What you should do: Carry on the blog post and comments about underemployed lawyers and paralegals, picking up right after their final sentence.

*** Opening of Extracted text ***

Just last week I met one guy who was at BS and worked as an Associates in the Fixed Income Group division of corporate banking. He was well educated, out of a top 20 MBA school for 3 years and was making around 250-300k a year. He was on his way to becoming a VP, but the mortgage meltdown and recession made him lose his job. He now works for my boutique company, and I know he makes like barely 100k a year. He even told me that the odds of getting one of those really high paying jobs on wall street will be rare for many years to come. He even thought about taking his CPA exam and doing accounting, since he has friends who are controllers, CFO's, and such who make more than him.
Even for someone who was making so much money on wall street, he gave me some great insight. You have to constantly adapt to the changing job market. You can't always just keep looking for a job in your industry. If you are in a profession where there are no jobs, then go out and figure out a way to find another job. Don't just sit around moping and being depressed. I couldn't find a legal job as a paralegal, so I went back to corporate America. I recently met one M&A attorney who needs a paralegal on contract basis, so I may work for him on the side while I work my full time job. I need to constantly figure out ways to make money, find part time work, learn new skills and figure out how to survive.
The point is that while a lot of these middle class jobs are vanishing, we all need to figure out how to survive. Yes, law school is a scam, there are no legal jobs and I can constantly bitch about it..or..
We can all go out, find out where the jobs are, learn new skills, figure out ways to make ends meet and work hard at adapting to the changing job market.
To all you underemployed and unemployed lawyers and paralegals: be an active learner and try to make your own way, there is hope in this terrible economy!
- The Poor Paralegal
At this point, life in America is a smash and grab operation. Get what you can because we're circling the drain.
ReplyDeleteDid you notice how this prof says that he was accepted to Harvard, but went to Vanderbilt because he had a merit scholarship. I guess he has his own inferiority complex. I wonder what he feels about his own students. Does he view them as inferior pieces of meat? I guess as long as they're paying his salary, he'll go along with the scam. Maybe Professor Organ's school needs to be shut down. The Minneapolis/St. Paul market is already saturated beyond belief. Shut this crap hole down now.

*** Close of Extracted text ***
*** Opening of Information supplied ***

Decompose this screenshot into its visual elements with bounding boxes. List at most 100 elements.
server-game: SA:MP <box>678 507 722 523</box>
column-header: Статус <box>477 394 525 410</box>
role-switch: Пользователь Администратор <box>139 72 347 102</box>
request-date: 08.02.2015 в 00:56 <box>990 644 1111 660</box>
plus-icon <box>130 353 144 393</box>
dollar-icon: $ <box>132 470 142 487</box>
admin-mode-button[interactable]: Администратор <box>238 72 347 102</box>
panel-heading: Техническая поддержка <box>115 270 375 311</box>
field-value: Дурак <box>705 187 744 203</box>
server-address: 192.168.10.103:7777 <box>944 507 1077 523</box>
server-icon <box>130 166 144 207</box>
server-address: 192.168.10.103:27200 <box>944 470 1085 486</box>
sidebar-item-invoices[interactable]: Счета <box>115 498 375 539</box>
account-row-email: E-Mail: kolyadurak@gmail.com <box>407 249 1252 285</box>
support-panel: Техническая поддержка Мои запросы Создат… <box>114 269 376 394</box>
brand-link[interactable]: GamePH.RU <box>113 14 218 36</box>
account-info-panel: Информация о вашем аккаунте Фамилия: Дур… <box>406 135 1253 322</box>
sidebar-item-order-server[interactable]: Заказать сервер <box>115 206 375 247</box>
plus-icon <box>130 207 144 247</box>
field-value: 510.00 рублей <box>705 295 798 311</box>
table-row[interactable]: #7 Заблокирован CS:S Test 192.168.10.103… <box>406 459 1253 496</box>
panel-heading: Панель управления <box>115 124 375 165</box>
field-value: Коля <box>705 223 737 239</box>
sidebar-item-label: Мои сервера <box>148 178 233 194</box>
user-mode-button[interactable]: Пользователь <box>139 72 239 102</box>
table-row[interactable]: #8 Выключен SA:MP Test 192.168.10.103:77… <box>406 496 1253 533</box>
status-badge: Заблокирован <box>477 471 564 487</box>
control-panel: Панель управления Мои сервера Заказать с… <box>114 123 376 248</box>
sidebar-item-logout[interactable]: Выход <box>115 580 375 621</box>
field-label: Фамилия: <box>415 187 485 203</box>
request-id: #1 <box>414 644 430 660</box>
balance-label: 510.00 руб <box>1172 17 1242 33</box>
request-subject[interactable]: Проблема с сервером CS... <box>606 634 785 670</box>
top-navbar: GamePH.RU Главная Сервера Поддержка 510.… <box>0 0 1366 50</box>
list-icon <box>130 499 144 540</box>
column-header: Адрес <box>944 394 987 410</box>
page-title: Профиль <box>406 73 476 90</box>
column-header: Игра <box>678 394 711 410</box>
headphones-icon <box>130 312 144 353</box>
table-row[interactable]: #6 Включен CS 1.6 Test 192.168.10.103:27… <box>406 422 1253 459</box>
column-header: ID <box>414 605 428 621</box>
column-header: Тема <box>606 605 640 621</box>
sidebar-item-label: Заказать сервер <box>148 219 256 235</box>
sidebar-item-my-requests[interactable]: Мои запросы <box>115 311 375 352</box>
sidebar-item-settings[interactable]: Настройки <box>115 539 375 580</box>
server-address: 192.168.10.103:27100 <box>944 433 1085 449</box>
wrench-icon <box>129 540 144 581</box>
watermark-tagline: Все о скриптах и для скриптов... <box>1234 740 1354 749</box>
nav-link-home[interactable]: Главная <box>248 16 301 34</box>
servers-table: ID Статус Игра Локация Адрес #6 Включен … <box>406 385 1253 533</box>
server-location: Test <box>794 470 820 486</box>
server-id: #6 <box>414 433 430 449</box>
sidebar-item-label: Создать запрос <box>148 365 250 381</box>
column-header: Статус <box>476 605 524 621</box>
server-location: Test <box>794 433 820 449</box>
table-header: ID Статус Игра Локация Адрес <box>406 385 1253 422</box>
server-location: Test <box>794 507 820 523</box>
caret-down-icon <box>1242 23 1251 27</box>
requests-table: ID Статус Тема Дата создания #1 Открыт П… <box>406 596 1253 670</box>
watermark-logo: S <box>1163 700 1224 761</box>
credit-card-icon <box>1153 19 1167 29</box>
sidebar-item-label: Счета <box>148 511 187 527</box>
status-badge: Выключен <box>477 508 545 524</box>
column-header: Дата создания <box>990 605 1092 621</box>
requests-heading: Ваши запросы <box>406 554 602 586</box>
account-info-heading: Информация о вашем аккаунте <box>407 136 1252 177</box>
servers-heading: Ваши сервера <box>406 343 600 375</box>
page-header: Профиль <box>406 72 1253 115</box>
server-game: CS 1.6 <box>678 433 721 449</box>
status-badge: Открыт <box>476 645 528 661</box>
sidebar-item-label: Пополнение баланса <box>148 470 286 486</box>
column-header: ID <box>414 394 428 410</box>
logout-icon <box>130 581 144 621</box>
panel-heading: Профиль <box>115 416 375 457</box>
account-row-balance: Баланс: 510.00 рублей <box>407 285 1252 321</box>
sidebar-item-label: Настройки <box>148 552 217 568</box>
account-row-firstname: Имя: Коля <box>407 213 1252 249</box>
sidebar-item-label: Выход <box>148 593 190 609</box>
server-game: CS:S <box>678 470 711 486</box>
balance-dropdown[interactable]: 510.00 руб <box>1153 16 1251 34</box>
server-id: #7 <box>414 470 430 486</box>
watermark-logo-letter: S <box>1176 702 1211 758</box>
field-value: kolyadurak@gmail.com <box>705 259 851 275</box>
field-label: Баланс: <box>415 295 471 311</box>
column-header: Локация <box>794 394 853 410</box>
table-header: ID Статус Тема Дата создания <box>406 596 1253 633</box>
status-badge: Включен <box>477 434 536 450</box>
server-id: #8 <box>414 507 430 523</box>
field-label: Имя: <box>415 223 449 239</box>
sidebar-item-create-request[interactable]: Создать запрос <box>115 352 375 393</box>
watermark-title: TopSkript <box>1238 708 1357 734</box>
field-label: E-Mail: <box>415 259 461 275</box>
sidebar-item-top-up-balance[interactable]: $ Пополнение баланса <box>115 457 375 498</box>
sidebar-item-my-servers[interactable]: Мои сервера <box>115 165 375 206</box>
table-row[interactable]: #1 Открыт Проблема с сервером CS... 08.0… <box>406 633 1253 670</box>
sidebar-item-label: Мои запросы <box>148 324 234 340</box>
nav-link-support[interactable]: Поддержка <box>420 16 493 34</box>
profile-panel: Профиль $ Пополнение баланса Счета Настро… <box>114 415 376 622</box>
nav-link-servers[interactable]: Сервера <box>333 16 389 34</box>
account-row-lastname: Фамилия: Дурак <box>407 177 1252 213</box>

*** Close of Information supplied ***

Response area:
ReplyDeleteThe revolt must occur. We are beyond 'political action', as that system is captured and rendered an oligarchy. Let's start with a wide-scale debtors' revolt: default en-masse.
ReplyDeleteWAR and REVOLT - and the triggering of systemic collapse - is the action available to us. I say we use it.
^ Default is what the powers that be want. They want a Greece-like situation so they can "save us" by printing up more money and buying everything up at pennies on the dollar. Believe me, the government doesn't care about your financial situation. They want you to be broke, homeless ... and as a result powerless.
ReplyDeleteThe death of the middle-class is fact not conjecture. There is a great deal of speculation as to what the new economy will look like. there is speculation that people will for the first time leave the USA to look for jobs. I would have rather been born in another era, - at least the odds as far as succeeding would have been better.
ReplyDeletetheyuppieattorney.blogspot.com
Oh, your poor friend, he makes, like, barely 100k a year! What's his address? I need to send him relief checks immediately!
ReplyDeleteReduced to 100k a year? It's like he's only one of the top 0.66% richest people in the world, instead of the top 0.001% richest people in the world!